### [What this task involves]
It is required that all of the data be written out exactly.

------------------------------

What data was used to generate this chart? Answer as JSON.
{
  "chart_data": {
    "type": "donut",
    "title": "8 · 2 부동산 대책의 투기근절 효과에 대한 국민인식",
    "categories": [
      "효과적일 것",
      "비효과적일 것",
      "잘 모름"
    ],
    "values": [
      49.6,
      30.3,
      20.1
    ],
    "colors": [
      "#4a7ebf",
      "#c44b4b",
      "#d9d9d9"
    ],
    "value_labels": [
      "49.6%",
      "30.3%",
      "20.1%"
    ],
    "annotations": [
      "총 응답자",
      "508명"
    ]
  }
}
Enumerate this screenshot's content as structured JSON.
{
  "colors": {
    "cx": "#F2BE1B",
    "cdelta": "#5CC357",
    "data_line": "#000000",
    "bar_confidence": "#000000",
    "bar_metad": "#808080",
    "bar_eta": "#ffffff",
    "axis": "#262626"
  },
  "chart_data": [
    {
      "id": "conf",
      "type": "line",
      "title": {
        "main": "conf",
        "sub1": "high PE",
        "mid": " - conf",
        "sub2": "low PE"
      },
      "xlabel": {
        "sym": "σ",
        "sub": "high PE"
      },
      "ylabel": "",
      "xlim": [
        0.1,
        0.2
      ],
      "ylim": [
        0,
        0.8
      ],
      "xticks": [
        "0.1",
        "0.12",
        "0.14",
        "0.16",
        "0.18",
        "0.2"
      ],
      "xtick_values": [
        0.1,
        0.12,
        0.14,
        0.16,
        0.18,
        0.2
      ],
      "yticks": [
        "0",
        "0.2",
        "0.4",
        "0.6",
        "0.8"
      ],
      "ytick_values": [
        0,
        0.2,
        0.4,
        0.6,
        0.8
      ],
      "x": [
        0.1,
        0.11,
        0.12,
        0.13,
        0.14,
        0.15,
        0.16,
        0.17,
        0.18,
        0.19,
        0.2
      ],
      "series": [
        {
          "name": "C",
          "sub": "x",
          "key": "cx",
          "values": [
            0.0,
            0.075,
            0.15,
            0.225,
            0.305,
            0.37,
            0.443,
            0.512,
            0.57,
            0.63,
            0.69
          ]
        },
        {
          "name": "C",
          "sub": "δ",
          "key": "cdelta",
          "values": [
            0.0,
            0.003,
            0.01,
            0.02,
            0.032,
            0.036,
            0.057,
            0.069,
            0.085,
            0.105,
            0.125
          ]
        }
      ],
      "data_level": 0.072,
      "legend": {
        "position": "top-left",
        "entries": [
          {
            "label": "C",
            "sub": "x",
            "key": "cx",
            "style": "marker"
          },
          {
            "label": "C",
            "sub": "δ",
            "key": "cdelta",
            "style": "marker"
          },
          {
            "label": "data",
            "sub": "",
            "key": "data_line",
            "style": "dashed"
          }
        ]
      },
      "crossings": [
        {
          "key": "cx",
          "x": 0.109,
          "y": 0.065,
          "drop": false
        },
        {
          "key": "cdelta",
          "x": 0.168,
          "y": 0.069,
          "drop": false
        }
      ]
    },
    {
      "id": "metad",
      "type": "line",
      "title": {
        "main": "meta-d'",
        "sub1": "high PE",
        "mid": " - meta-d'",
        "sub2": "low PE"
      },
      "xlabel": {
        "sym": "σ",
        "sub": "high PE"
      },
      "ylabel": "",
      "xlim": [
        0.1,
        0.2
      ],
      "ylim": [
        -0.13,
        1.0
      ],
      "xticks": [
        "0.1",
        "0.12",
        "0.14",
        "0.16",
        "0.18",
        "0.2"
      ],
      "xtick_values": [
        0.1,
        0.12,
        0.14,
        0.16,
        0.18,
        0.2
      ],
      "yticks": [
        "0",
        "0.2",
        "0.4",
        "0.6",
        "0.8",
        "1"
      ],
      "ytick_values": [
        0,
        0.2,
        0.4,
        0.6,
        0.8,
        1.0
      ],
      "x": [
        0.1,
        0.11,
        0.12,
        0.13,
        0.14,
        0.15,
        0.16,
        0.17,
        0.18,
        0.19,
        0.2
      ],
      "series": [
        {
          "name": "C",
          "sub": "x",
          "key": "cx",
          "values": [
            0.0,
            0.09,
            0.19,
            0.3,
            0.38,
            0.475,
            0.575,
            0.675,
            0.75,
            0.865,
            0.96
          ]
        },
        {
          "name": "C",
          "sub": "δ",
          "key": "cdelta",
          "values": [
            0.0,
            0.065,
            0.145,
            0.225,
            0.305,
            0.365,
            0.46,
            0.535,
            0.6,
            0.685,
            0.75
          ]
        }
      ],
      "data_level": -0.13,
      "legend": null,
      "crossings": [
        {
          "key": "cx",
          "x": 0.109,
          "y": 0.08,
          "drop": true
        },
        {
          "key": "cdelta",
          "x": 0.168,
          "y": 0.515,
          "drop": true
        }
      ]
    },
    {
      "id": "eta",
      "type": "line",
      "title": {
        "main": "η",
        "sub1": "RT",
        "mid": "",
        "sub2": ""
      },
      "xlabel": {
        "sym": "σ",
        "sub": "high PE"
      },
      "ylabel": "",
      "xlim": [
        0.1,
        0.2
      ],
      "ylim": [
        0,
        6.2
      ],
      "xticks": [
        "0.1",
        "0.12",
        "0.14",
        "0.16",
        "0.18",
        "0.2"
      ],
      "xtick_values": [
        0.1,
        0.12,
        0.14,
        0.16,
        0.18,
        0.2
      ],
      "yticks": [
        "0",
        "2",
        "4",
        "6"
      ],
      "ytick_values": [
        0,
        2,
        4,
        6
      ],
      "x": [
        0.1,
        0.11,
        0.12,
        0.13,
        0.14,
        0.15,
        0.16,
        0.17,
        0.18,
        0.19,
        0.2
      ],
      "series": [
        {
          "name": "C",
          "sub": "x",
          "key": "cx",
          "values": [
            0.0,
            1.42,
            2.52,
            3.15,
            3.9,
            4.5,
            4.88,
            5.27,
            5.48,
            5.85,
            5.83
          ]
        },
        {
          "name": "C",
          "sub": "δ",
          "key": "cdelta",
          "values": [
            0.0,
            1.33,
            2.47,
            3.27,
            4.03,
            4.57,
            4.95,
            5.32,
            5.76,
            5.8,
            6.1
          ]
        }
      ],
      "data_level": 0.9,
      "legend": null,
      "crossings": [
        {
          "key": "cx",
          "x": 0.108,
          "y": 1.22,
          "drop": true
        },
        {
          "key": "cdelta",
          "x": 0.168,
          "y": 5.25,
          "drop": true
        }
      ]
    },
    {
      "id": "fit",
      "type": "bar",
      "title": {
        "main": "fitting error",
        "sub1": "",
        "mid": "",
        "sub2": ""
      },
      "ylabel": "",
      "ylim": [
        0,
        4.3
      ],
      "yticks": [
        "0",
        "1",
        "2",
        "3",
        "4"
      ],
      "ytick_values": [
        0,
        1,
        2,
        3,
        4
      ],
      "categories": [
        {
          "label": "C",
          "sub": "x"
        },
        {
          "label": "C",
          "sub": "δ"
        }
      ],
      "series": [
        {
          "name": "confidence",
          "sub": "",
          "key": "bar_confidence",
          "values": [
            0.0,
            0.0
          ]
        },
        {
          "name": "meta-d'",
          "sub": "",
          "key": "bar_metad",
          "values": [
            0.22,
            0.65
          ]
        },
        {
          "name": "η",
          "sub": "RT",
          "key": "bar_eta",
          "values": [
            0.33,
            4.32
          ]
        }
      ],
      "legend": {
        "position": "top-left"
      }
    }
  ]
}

------------------------------

### [Complete response]
What data was used to generate this chart? Answer as JSON.
{
  "chart_data": {
    "type": "donut",
    "title": "8 · 2 부동산 대책의 투기근절 효과에 대한 국민인식",
    "categories": [
      "효과적일 것",
      "비효과적일 것",
      "잘 모름"
    ],
    "values": [
      49.6,
      30.3,
      20.1
    ],
    "colors": [
      "#4a7ebf",
      "#c44b4b",
      "#d9d9d9"
    ],
    "value_labels": [
      "49.6%",
      "30.3%",
      "20.1%"
    ],
    "annotations": [
      "총 응답자",
      "508명"
    ]
  }
}
Enumerate this screenshot's content as structured JSON.
{
  "colors": {
    "cx": "#F2BE1B",
    "cdelta": "#5CC357",
    "data_line": "#000000",
    "bar_confidence": "#000000",
    "bar_metad": "#808080",
    "bar_eta": "#ffffff",
    "axis": "#262626"
  },
  "chart_data": [
    {
      "id": "conf",
      "type": "line",
      "title": {
        "main": "conf",
        "sub1": "high PE",
        "mid": " - conf",
        "sub2": "low PE"
      },
      "xlabel": {
        "sym": "σ",
        "sub": "high PE"
      },
      "ylabel": "",
      "xlim": [
        0.1,
        0.2
      ],
      "ylim": [
        0,
        0.8
      ],
      "xticks": [
        "0.1",
        "0.12",
        "0.14",
        "0.16",
        "0.18",
        "0.2"
      ],
      "xtick_values": [
        0.1,
        0.12,
        0.14,
        0.16,
        0.18,
        0.2
      ],
      "yticks": [
        "0",
        "0.2",
        "0.4",
        "0.6",
        "0.8"
      ],
      "ytick_values": [
        0,
        0.2,
        0.4,
        0.6,
        0.8
      ],
      "x": [
        0.1,
        0.11,
        0.12,
        0.13,
        0.14,
        0.15,
        0.16,
        0.17,
        0.18,
        0.19,
        0.2
      ],
      "series": [
        {
          "name": "C",
          "sub": "x",
          "key": "cx",
          "values": [
            0.0,
            0.075,
            0.15,
            0.225,
            0.305,
            0.37,
            0.443,
            0.512,
            0.57,
            0.63,
            0.69
          ]
        },
        {
          "name": "C",
          "sub": "δ",
          "key": "cdelta",
          "values": [
            0.0,
            0.003,
            0.01,
            0.02,
            0.032,
            0.036,
            0.057,
            0.069,
            0.085,
            0.105,
            0.125
          ]
        }
      ],
      "data_level": 0.072,
      "legend": {
        "position": "top-left",
        "entries": [
          {
            "label": "C",
            "sub": "x",
            "key": "cx",
            "style": "marker"
          },
          {
            "label": "C",
            "sub": "δ",
            "key": "cdelta",
            "style": "marker"
          },
          {
            "label": "data",
            "sub": "",
            "key": "data_line",
            "style": "dashed"
          }
        ]
      },
      "crossings": [
        {
          "key": "cx",
          "x": 0.109,
          "y": 0.065,
          "drop": false
        },
        {
          "key": "cdelta",
          "x": 0.168,
          "y": 0.069,
          "drop": false
        }
      ]
    },
    {
      "id": "metad",
      "type": "line",
      "title": {
        "main": "meta-d'",
        "sub1": "high PE",
        "mid": " - meta-d'",
        "sub2": "low PE"
      },
      "xlabel": {
        "sym": "σ",
        "sub": "high PE"
      },
      "ylabel": "",
      "xlim": [
        0.1,
        0.2
      ],
      "ylim": [
        -0.13,
        1.0
      ],
      "xticks": [
        "0.1",
        "0.12",
        "0.14",
        "0.16",
        "0.18",
        "0.2"
      ],
      "xtick_values": [
        0.1,
        0.12,
        0.14,
        0.16,
        0.18,
        0.2
      ],
      "yticks": [
        "0",
        "0.2",
        "0.4",
        "0.6",
        "0.8",
        "1"
      ],
      "ytick_values": [
        0,
        0.2,
        0.4,
        0.6,
        0.8,
        1.0
      ],
      "x": [
        0.1,
        0.11,
        0.12,
        0.13,
        0.14,
        0.15,
        0.16,
        0.17,
        0.18,
        0.19,
        0.2
      ],
      "series": [
        {
          "name": "C",
          "sub": "x",
          "key": "cx",
          "values": [
            0.0,
            0.09,
            0.19,
            0.3,
            0.38,
            0.475,
            0.575,
            0.675,
            0.75,
            0.865,
            0.96
          ]
        },
        {
          "name": "C",
          "sub": "δ",
          "key": "cdelta",
          "values": [
            0.0,
            0.065,
            0.145,
            0.225,
            0.305,
            0.365,
            0.46,
            0.535,
            0.6,
            0.685,
            0.75
          ]
        }
      ],
      "data_level": -0.13,
      "legend": null,
      "crossings": [
        {
          "key": "cx",
          "x": 0.109,
          "y": 0.08,
          "drop": true
        },
        {
          "key": "cdelta",
          "x": 0.168,
          "y": 0.515,
          "drop": true
        }
      ]
    },
    {
      "id": "eta",
      "type": "line",
      "title": {
        "main": "η",
        "sub1": "RT",
        "mid": "",
        "sub2": ""
      },
      "xlabel": {
        "sym": "σ",
        "sub": "high PE"
      },
      "ylabel": "",
      "xlim": [
        0.1,
        0.2
      ],
      "ylim": [
        0,
        6.2
      ],
      "xticks": [
        "0.1",
        "0.12",
        "0.14",
        "0.16",
        "0.18",
        "0.2"
      ],
      "xtick_values": [
        0.1,
        0.12,
        0.14,
        0.16,
        0.18,
        0.2
      ],
      "yticks": [
        "0",
        "2",
        "4",
        "6"
      ],
      "ytick_values": [
        0,
        2,
        4,
        6
      ],
      "x": [
        0.1,
        0.11,
        0.12,
        0.13,
        0.14,
        0.15,
        0.16,
        0.17,
        0.18,
        0.19,
        0.2
      ],
      "series": [
        {
          "name": "C",
          "sub": "x",
          "key": "cx",
          "values": [
            0.0,
            1.42,
            2.52,
            3.15,
            3.9,
            4.5,
            4.88,
            5.27,
            5.48,
            5.85,
            5.83
          ]
        },
        {
          "name": "C",
          "sub": "δ",
          "key": "cdelta",
          "values": [
            0.0,
            1.33,
            2.47,
            3.27,
            4.03,
            4.57,
            4.95,
            5.32,
            5.76,
            5.8,
            6.1
          ]
        }
      ],
      "data_level": 0.9,
      "legend": null,
      "crossings": [
        {
          "key": "cx",
          "x": 0.108,
          "y": 1.22,
          "drop": true
        },
        {
          "key": "cdelta",
          "x": 0.168,
          "y": 5.25,
          "drop": true
        }
      ]
    },
    {
      "id": "fit",
      "type": "bar",
      "title": {
        "main": "fitting error",
        "sub1": "",
        "mid": "",
        "sub2": ""
      },
      "ylabel": "",
      "ylim": [
        0,
        4.3
      ],
      "yticks": [
        "0",
        "1",
        "2",
        "3",
        "4"
      ],
      "ytick_values": [
        0,
        1,
        2,
        3,
        4
      ],
      "categories": [
        {
          "label": "C",
          "sub": "x"
        },
        {
          "label": "C",
          "sub": "δ"
        }
      ],
      "series": [
        {
          "name": "confidence",
          "sub": "",
          "key": "bar_confidence",
          "values": [
            0.0,
            0.0
          ]
        },
        {
          "name": "meta-d'",
          "sub": "",
          "key": "bar_metad",
          "values": [
            0.22,
            0.65
          ]
        },
        {
          "name": "η",
          "sub": "RT",
          "key": "bar_eta",
          "values": [
            0.33,
            4.32
          ]
        }
      ],
      "legend": {
        "position": "top-left"
      }
    }
  ]
}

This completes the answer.